-------- THE INPUT --------

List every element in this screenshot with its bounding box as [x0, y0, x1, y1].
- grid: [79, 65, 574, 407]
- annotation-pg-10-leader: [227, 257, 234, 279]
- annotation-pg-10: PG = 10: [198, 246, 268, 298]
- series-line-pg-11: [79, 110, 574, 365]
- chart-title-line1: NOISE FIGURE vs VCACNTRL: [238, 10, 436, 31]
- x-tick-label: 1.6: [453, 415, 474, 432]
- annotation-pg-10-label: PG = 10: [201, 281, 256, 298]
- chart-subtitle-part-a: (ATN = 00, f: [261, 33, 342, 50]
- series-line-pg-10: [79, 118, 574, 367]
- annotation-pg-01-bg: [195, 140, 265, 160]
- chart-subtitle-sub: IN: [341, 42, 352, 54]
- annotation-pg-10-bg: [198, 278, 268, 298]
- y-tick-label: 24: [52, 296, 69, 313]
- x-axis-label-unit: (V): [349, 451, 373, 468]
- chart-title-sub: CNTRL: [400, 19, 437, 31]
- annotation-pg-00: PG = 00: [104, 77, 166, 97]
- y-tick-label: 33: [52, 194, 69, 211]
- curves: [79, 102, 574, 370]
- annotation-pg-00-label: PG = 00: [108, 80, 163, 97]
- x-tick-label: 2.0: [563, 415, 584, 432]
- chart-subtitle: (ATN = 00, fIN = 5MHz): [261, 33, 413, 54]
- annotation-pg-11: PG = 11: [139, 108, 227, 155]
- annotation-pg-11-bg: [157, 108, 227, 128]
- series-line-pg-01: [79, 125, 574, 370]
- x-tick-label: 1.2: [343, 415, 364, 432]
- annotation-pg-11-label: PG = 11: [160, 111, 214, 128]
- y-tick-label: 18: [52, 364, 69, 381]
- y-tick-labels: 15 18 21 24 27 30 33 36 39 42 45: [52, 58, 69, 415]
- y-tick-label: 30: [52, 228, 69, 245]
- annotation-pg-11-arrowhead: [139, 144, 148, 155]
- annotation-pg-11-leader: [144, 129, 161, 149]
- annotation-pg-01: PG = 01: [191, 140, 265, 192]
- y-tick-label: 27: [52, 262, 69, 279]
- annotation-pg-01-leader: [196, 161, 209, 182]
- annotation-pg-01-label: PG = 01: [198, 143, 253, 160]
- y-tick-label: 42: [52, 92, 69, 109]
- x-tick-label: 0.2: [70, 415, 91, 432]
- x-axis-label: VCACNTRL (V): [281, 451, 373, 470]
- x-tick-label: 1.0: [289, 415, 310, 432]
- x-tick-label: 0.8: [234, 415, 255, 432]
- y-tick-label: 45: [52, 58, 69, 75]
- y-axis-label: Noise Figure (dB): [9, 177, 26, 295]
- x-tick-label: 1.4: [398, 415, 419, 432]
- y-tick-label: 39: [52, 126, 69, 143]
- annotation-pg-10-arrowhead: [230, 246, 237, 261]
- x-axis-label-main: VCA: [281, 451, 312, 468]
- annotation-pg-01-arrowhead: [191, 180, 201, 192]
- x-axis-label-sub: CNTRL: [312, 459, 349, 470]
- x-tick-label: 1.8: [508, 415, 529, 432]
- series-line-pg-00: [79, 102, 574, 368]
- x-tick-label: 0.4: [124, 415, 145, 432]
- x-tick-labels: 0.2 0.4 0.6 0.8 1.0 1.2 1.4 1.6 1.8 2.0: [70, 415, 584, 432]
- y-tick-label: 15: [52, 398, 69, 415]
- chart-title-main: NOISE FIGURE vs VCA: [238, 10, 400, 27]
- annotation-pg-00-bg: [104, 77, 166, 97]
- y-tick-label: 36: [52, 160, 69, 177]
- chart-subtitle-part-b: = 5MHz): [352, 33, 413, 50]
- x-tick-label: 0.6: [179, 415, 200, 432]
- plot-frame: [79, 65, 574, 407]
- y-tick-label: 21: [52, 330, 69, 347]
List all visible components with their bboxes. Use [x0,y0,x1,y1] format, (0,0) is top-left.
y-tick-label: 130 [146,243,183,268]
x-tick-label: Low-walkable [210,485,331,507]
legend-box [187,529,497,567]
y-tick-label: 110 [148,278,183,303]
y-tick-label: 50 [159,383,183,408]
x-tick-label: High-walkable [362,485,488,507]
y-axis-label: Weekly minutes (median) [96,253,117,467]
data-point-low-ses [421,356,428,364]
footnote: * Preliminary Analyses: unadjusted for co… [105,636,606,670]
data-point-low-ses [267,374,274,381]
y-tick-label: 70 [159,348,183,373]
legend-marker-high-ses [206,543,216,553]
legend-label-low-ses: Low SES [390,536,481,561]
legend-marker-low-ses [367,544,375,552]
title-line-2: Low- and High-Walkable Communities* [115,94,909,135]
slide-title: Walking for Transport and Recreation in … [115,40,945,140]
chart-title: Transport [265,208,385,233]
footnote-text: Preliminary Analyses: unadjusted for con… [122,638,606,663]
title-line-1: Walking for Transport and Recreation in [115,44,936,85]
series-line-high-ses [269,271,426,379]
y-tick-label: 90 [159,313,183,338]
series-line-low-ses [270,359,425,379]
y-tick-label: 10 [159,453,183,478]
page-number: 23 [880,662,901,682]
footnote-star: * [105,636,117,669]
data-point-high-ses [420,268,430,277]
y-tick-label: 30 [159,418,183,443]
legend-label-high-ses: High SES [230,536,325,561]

--------

_WORK INSTRUCTIONS_
Could you render every line of the entries above as a Markdown table, with the row number under "Line No." and the line itself under "Content", leaving out any blank lines?

_THE SOLUTION_
| Line No. | Content |
|---|---|
| 1 | List every element in this screenshot with its bounding box as [x0, y0, x1, y1]. |
| 2 | - grid: [79, 65, 574, 407] |
| 3 | - annotation-pg-10-leader: [227, 257, 234, 279] |
| 4 | - annotation-pg-10: PG = 10: [198, 246, 268, 298] |
| 5 | - series-line-pg-11: [79, 110, 574, 365] |
| 6 | - chart-title-line1: NOISE FIGURE vs VCACNTRL: [238, 10, 436, 31] |
| 7 | - x-tick-label: 1.6: [453, 415, 474, 432] |
| 8 | - annotation-pg-10-label: PG = 10: [201, 281, 256, 298] |
| 9 | - chart-subtitle-part-a: (ATN = 00, f: [261, 33, 342, 50] |
| 10 | - series-line-pg-10: [79, 118, 574, 367] |
| 11 | - annotation-pg-01-bg: [195, 140, 265, 160] |
| 12 | - chart-subtitle-sub: IN: [341, 42, 352, 54] |
| 13 | - annotation-pg-10-bg: [198, 278, 268, 298] |
| 14 | - y-tick-label: 24: [52, 296, 69, 313] |
| 15 | - x-axis-label-unit: (V): [349, 451, 373, 468] |
| 16 | - chart-title-sub: CNTRL: [400, 19, 437, 31] |
| 17 | - annotation-pg-00: PG = 00: [104, 77, 166, 97] |
| 18 | - y-tick-label: 33: [52, 194, 69, 211] |
| 19 | - curves: [79, 102, 574, 370] |
| 20 | - annotation-pg-00-label: PG = 00: [108, 80, 163, 97] |
| 21 | - x-tick-label: 2.0: [563, 415, 584, 432] |
| 22 | - chart-subtitle: (ATN = 00, fIN = 5MHz): [261, 33, 413, 54] |
| 23 | - annotation-pg-11: PG = 11: [139, 108, 227, 155] |
| 24 | - annotation-pg-11-bg: [157, 108, 227, 128] |
| 25 | - series-line-pg-01: [79, 125, 574, 370] |
| 26 | - x-tick-label: 1.2: [343, 415, 364, 432] |
| 27 | - annotation-pg-11-label: PG = 11: [160, 111, 214, 128] |
| 28 | - y-tick-label: 18: [52, 364, 69, 381] |
| 29 | - y-tick-labels: 15 18 21 24 27 30 33 36 39 42 45: [52, 58, 69, 415] |
| 30 | - y-tick-label: 30: [52, 228, 69, 245] |
| 31 | - annotation-pg-11-arrowhead: [139, 144, 148, 155] |
| 32 | - annotation-pg-11-leader: [144, 129, 161, 149] |
| 33 | - annotation-pg-01: PG = 01: [191, 140, 265, 192] |
| 34 | - y-tick-label: 27: [52, 262, 69, 279] |
| 35 | - annotation-pg-01-leader: [196, 161, 209, 182] |
| 36 | - annotation-pg-01-label: PG = 01: [198, 143, 253, 160] |
| 37 | - y-tick-label: 42: [52, 92, 69, 109] |
| 38 | - x-tick-label: 0.2: [70, 415, 91, 432] |
| 39 | - x-axis-label: VCACNTRL (V): [281, 451, 373, 470] |
| 40 | - x-tick-label: 1.0: [289, 415, 310, 432] |
| 41 | - x-tick-label: 0.8: [234, 415, 255, 432] |
| 42 | - y-tick-label: 45: [52, 58, 69, 75] |
| 43 | - y-axis-label: Noise Figure (dB): [9, 177, 26, 295] |
| 44 | - x-tick-label: 1.4: [398, 415, 419, 432] |
| 45 | - y-tick-label: 39: [52, 126, 69, 143] |
| 46 | - annotation-pg-10-arrowhead: [230, 246, 237, 261] |
| 47 | - x-axis-label-main: VCA: [281, 451, 312, 468] |
| 48 | - annotation-pg-01-arrowhead: [191, 180, 201, 192] |
| 49 | - x-axis-label-sub: CNTRL: [312, 459, 349, 470] |
| 50 | - x-tick-label: 1.8: [508, 415, 529, 432] |
| 51 | - series-line-pg-00: [79, 102, 574, 368] |
| 52 | - x-tick-label: 0.4: [124, 415, 145, 432] |
| 53 | - x-tick-labels: 0.2 0.4 0.6 0.8 1.0 1.2 1.4 1.6 1.8 2.0: [70, 415, 584, 432] |
| 54 | - y-tick-label: 15: [52, 398, 69, 415] |
| 55 | - chart-title-main: NOISE FIGURE vs VCA: [238, 10, 400, 27] |
| 56 | - annotation-pg-00-bg: [104, 77, 166, 97] |
| 57 | - y-tick-label: 36: [52, 160, 69, 177] |
| 58 | - chart-subtitle-part-b: = 5MHz): [352, 33, 413, 50] |
| 59 | - x-tick-label: 0.6: [179, 415, 200, 432] |
| 60 | - plot-frame: [79, 65, 574, 407] |
| 61 | - y-tick-label: 21: [52, 330, 69, 347] |
| 62 | List all visible components with their bboxes. Use [x0,y0,x1,y1] format, (0,0) is top-left. |
| 63 | y-tick-label: 130 [146,243,183,268] |
| 64 | x-tick-label: Low-walkable [210,485,331,507] |
| 65 | legend-box [187,529,497,567] |
| 66 | y-tick-label: 110 [148,278,183,303] |
| 67 | y-tick-label: 50 [159,383,183,408] |
| 68 | x-tick-label: High-walkable [362,485,488,507] |
| 69 | y-axis-label: Weekly minutes (median) [96,253,117,467] |
| 70 | data-point-low-ses [421,356,428,364] |
| 71 | footnote: * Preliminary Analyses: unadjusted for co… [105,636,606,670] |
| 72 | data-point-low-ses [267,374,274,381] |
| 73 | y-tick-label: 70 [159,348,183,373] |
| 74 | legend-marker-high-ses [206,543,216,553] |
| 75 | legend-label-low-ses: Low SES [390,536,481,561] |
| 76 | legend-marker-low-ses [367,544,375,552] |
| 77 | title-line-2: Low- and High-Walkable Communities* [115,94,909,135] |
| 78 | slide-title: Walking for Transport and Recreation in … [115,40,945,140] |
| 79 | chart-title: Transport [265,208,385,233] |
| 80 | footnote-text: Preliminary Analyses: unadjusted for con… [122,638,606,663] |
| 81 | title-line-1: Walking for Transport and Recreation in [115,44,936,85] |
| 82 | series-line-high-ses [269,271,426,379] |
| 83 | y-tick-label: 90 [159,313,183,338] |
| 84 | series-line-low-ses [270,359,425,379] |
| 85 | y-tick-label: 10 [159,453,183,478] |
| 86 | page-number: 23 [880,662,901,682] |
| 87 | footnote-star: * [105,636,117,669] |
| 88 | data-point-high-ses [420,268,430,277] |
| 89 | y-tick-label: 30 [159,418,183,443] |
| 90 | legend-label-high-ses: High SES [230,536,325,561] |